#### Данные для обработки ####

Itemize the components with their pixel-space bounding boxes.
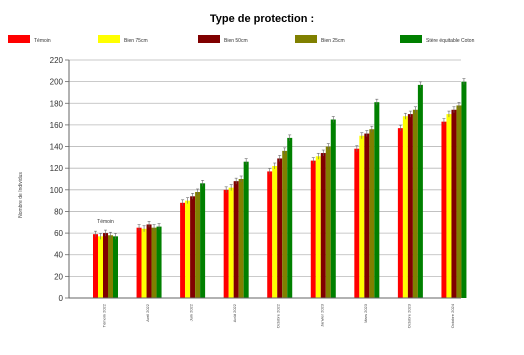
bar	[330, 119, 336, 298]
bar	[461, 81, 467, 299]
legend-swatch	[295, 35, 317, 43]
bar	[228, 187, 234, 298]
legend-label: Bien 25cm	[321, 38, 345, 44]
bar	[223, 189, 229, 298]
bar	[113, 236, 118, 298]
y-tick-label: 200	[50, 78, 64, 87]
y-tick-label: 220	[50, 56, 64, 65]
bar	[412, 109, 418, 298]
bar	[108, 235, 113, 298]
bar	[364, 133, 370, 298]
y-tick-label: 80	[54, 207, 63, 216]
legend-label: Témoin	[34, 38, 51, 44]
bar	[272, 166, 278, 298]
y-tick-label: 120	[50, 164, 64, 173]
y-tick-label: 100	[50, 186, 64, 195]
x-category-label: Témoin 2022	[102, 303, 107, 327]
legend-title: Type de protection :	[210, 13, 314, 25]
x-category-label: Octobre 2022	[276, 303, 281, 328]
bar	[98, 236, 103, 298]
bar	[185, 200, 191, 298]
legend-swatch	[400, 35, 422, 43]
bar	[233, 181, 239, 298]
y-tick-label: 40	[54, 251, 63, 260]
y-tick-label: 160	[50, 121, 64, 130]
bar	[456, 105, 462, 298]
bar	[402, 116, 408, 298]
bar	[369, 129, 375, 298]
category-labels: Témoin 2022 Avril 2022 Juin 2022 Août 2022 O…	[102, 303, 455, 328]
x-category-label: Octobre 2024	[450, 303, 455, 328]
y-axis-title: Nombre de Individus	[18, 172, 24, 218]
bar	[287, 137, 293, 298]
legend-label: Stère équitable Coton	[426, 38, 475, 44]
bar	[277, 158, 283, 298]
x-category-label: Août 2022	[232, 303, 237, 322]
bar	[451, 109, 457, 298]
legend-label: Bien 75cm	[124, 38, 148, 44]
bar	[190, 196, 196, 298]
bar	[359, 135, 365, 298]
annotations: Témoin	[97, 219, 114, 225]
legend-swatch	[198, 35, 220, 43]
bar	[310, 160, 316, 298]
y-tick-label: 0	[59, 294, 64, 303]
x-category-label: Avril 2022	[145, 303, 150, 321]
bar	[243, 161, 249, 298]
bar	[267, 171, 273, 298]
bars	[93, 78, 467, 299]
bar	[441, 121, 447, 298]
bar	[315, 156, 321, 298]
bar	[354, 148, 360, 298]
x-category-label: Juin 2022	[189, 303, 194, 321]
bar	[180, 202, 186, 298]
bar	[374, 102, 380, 298]
bar	[136, 227, 142, 298]
y-tick-label: 20	[54, 272, 63, 281]
annotation: Témoin	[97, 219, 114, 225]
bar	[156, 226, 162, 298]
y-tick-label: 180	[50, 99, 64, 108]
bar	[195, 191, 201, 298]
bar	[325, 146, 331, 298]
legend-label: Bien 50cm	[224, 38, 248, 44]
x-category-label: Janvier 2023	[319, 303, 324, 327]
bar	[238, 179, 244, 298]
y-tick-label: 60	[54, 229, 63, 238]
gridlines	[69, 59, 461, 299]
bar	[146, 224, 152, 298]
bar	[151, 227, 157, 298]
x-category-label: Mars 2023	[363, 303, 368, 323]
bar	[417, 84, 423, 298]
legend: Témoin Bien 75cm Bien 50cm Bien 25cm Stère é…	[8, 35, 475, 44]
bar	[200, 183, 206, 298]
bar	[320, 153, 326, 298]
y-tick-label: 140	[50, 143, 64, 152]
bar	[103, 233, 108, 298]
y-axis-ticks: 0 20 40 60 80 100 120 140 160 180 200 220	[50, 56, 69, 303]
bar	[282, 150, 288, 298]
bar	[93, 234, 98, 298]
legend-swatch	[98, 35, 120, 43]
bar	[141, 228, 147, 298]
legend-swatch	[8, 35, 30, 43]
bar	[446, 114, 452, 298]
x-category-label: Octobre 2023	[406, 303, 411, 328]
bar	[397, 128, 403, 298]
bar	[407, 114, 413, 298]
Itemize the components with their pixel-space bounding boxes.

####

* **Задание**
Перепишите строки всех записей выше в виде нумерованного списка без пустых строк. Картинки в ответ не включайте.

* **Ответ**
1. Itemize the components with their pixel-space bounding boxes.
2. bar	[330, 119, 336, 298]
3. bar	[461, 81, 467, 299]
4. legend-swatch	[295, 35, 317, 43]
5. bar	[228, 187, 234, 298]
6. legend-label: Bien 25cm	[321, 38, 345, 44]
7. bar	[223, 189, 229, 298]
8. bar	[113, 236, 118, 298]
9. y-tick-label: 200	[50, 78, 64, 87]
10. y-tick-label: 220	[50, 56, 64, 65]
11. bar	[412, 109, 418, 298]
12. bar	[108, 235, 113, 298]
13. bar	[364, 133, 370, 298]
14. y-tick-label: 80	[54, 207, 63, 216]
15. legend-label: Témoin	[34, 38, 51, 44]
16. bar	[272, 166, 278, 298]
17. y-tick-label: 120	[50, 164, 64, 173]
18. y-tick-label: 100	[50, 186, 64, 195]
19. x-category-label: Témoin 2022	[102, 303, 107, 327]
20. legend-title: Type de protection :	[210, 13, 314, 25]
21. x-category-label: Octobre 2022	[276, 303, 281, 328]
22. bar	[98, 236, 103, 298]
23. bar	[185, 200, 191, 298]
24. legend-swatch	[400, 35, 422, 43]
25. bar	[233, 181, 239, 298]
26. y-tick-label: 40	[54, 251, 63, 260]
27. y-tick-label: 160	[50, 121, 64, 130]
28. bar	[456, 105, 462, 298]
29. bar	[402, 116, 408, 298]
30. bar	[369, 129, 375, 298]
31. category-labels: Témoin 2022 Avril 2022 Juin 2022 Août 2022 O…	[102, 303, 455, 328]
32. x-category-label: Octobre 2024	[450, 303, 455, 328]
33. y-axis-title: Nombre de Individus	[18, 172, 24, 218]
34. bar	[287, 137, 293, 298]
35. legend-label: Stère équitable Coton	[426, 38, 475, 44]
36. bar	[277, 158, 283, 298]
37. x-category-label: Août 2022	[232, 303, 237, 322]
38. bar	[451, 109, 457, 298]
39. legend-label: Bien 75cm	[124, 38, 148, 44]
40. bar	[190, 196, 196, 298]
41. bar	[359, 135, 365, 298]
42. annotations: Témoin	[97, 219, 114, 225]
43. legend-swatch	[198, 35, 220, 43]
44. bar	[310, 160, 316, 298]
45. y-tick-label: 0	[59, 294, 64, 303]
46. x-category-label: Avril 2022	[145, 303, 150, 321]
47. bar	[243, 161, 249, 298]
48. bar	[267, 171, 273, 298]
49. bars	[93, 78, 467, 299]
50. bar	[441, 121, 447, 298]
51. bar	[315, 156, 321, 298]
52. bar	[354, 148, 360, 298]
53. x-category-label: Juin 2022	[189, 303, 194, 321]
54. bar	[180, 202, 186, 298]
55. bar	[374, 102, 380, 298]
56. bar	[136, 227, 142, 298]
57. y-tick-label: 20	[54, 272, 63, 281]
58. annotation: Témoin	[97, 219, 114, 225]
59. bar	[156, 226, 162, 298]
60. y-tick-label: 180	[50, 99, 64, 108]
61. bar	[195, 191, 201, 298]
62. bar	[325, 146, 331, 298]
63. legend-label: Bien 50cm	[224, 38, 248, 44]
64. x-category-label: Janvier 2023	[319, 303, 324, 327]
65. bar	[238, 179, 244, 298]
66. y-tick-label: 60	[54, 229, 63, 238]
67. gridlines	[69, 59, 461, 299]
68. bar	[146, 224, 152, 298]
69. bar	[151, 227, 157, 298]
70. x-category-label: Mars 2023	[363, 303, 368, 323]
71. bar	[417, 84, 423, 298]
72. legend: Témoin Bien 75cm Bien 50cm Bien 25cm Stère é…	[8, 35, 475, 44]
73. bar	[200, 183, 206, 298]
74. bar	[320, 153, 326, 298]
75. y-tick-label: 140	[50, 143, 64, 152]
76. bar	[103, 233, 108, 298]
77. y-axis-ticks: 0 20 40 60 80 100 120 140 160 180 200 220	[50, 56, 69, 303]
78. bar	[282, 150, 288, 298]
79. bar	[93, 234, 98, 298]
80. legend-swatch	[98, 35, 120, 43]
81. bar	[141, 228, 147, 298]
82. legend-swatch	[8, 35, 30, 43]
83. bar	[446, 114, 452, 298]
84. x-category-label: Octobre 2023	[406, 303, 411, 328]
85. bar	[397, 128, 403, 298]
86. bar	[407, 114, 413, 298]
87. Itemize the components with their pixel-space bounding boxes.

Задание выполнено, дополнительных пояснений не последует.